> [Exercise goal]
Go through the material and pull out every line with the string "Transaction" in it.

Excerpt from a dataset
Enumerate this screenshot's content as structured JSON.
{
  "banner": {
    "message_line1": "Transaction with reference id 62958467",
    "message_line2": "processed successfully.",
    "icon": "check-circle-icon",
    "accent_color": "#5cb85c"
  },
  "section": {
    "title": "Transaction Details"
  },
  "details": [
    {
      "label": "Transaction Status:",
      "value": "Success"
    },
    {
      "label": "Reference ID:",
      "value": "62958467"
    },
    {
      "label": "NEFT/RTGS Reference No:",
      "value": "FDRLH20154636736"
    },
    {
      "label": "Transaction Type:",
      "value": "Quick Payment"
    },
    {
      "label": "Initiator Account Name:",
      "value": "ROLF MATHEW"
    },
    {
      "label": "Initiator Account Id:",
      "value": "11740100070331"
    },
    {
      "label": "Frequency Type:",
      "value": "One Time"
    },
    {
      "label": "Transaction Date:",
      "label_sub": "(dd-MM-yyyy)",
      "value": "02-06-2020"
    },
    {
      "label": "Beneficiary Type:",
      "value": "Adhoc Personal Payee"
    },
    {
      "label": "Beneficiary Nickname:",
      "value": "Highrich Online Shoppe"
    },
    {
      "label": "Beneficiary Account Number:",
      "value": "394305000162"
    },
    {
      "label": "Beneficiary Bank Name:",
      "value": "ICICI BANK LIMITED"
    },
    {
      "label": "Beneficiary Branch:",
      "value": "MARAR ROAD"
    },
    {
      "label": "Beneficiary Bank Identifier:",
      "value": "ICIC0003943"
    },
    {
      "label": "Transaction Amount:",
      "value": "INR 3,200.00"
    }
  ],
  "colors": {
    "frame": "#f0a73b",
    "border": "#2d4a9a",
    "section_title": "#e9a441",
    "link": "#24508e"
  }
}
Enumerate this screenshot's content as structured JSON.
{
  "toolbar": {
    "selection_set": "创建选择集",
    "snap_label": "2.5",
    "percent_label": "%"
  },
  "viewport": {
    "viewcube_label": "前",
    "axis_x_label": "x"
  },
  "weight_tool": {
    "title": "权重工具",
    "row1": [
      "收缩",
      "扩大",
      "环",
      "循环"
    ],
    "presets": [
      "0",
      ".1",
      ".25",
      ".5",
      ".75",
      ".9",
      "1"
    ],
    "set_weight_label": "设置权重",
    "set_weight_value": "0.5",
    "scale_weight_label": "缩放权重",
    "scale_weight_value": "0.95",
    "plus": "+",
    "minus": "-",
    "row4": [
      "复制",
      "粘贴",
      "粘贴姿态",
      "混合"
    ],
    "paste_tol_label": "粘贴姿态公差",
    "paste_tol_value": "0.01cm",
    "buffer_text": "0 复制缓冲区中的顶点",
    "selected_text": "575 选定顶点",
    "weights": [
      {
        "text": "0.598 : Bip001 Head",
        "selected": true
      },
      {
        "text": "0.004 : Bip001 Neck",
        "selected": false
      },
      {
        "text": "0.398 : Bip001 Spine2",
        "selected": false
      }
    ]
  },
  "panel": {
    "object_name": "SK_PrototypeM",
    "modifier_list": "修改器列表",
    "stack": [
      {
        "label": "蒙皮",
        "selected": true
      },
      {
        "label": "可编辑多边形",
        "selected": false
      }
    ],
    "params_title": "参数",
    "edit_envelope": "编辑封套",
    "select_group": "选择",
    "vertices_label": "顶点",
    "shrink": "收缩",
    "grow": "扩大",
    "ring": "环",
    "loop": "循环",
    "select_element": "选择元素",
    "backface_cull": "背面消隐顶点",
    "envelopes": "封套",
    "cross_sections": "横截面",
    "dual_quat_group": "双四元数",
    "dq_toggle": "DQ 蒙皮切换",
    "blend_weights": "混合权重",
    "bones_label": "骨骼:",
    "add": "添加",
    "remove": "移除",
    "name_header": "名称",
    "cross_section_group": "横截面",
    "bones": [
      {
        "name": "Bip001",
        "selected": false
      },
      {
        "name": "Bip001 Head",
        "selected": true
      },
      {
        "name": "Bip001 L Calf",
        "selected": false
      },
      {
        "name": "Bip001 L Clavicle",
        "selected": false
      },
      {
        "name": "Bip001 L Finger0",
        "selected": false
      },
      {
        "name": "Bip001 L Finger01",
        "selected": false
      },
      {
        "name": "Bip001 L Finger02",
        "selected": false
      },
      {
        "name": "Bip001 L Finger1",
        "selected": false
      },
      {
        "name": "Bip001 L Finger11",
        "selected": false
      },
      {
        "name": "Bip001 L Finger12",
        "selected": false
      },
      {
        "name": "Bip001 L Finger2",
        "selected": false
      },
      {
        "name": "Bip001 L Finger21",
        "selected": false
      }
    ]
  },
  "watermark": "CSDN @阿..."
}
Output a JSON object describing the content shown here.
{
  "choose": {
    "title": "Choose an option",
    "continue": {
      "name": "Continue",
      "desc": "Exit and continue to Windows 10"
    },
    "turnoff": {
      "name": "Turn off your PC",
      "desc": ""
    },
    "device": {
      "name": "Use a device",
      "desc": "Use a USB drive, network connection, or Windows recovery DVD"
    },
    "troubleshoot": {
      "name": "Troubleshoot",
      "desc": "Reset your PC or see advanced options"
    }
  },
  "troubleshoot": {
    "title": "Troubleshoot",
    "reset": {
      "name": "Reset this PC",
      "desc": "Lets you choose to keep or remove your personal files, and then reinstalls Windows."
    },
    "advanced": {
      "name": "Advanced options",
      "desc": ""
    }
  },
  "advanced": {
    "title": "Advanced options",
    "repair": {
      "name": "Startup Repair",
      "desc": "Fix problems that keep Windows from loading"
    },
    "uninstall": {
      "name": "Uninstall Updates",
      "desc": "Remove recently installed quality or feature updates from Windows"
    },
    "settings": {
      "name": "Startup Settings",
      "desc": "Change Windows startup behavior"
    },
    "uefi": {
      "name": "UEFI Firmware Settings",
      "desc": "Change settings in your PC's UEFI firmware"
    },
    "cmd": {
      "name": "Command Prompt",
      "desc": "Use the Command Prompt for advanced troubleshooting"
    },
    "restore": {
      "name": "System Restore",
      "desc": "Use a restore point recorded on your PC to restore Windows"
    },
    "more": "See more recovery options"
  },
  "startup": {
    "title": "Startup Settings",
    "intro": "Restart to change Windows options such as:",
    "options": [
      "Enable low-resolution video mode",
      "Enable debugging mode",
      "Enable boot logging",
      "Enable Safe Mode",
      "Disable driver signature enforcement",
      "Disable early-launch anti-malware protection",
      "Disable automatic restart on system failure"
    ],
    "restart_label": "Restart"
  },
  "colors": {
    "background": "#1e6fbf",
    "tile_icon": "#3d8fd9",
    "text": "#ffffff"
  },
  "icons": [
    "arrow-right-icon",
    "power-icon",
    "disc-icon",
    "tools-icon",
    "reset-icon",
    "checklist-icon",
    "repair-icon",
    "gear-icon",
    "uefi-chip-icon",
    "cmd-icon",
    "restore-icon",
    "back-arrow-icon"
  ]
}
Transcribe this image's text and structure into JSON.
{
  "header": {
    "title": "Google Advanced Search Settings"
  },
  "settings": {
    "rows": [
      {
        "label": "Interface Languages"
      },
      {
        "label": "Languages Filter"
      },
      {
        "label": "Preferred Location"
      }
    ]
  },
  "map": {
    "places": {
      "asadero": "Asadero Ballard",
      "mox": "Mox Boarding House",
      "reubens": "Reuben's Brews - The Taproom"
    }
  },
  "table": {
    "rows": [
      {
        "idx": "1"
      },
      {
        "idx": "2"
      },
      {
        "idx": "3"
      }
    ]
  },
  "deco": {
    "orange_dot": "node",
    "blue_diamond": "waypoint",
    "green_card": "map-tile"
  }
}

> [Answer]
    "message_line1": "Transaction with reference id 62958467",
    "title": "Transaction Details"
      "label": "Transaction Status:",
      "label": "Transaction Type:",
      "label": "Transaction Date:",
      "label": "Transaction Amount:",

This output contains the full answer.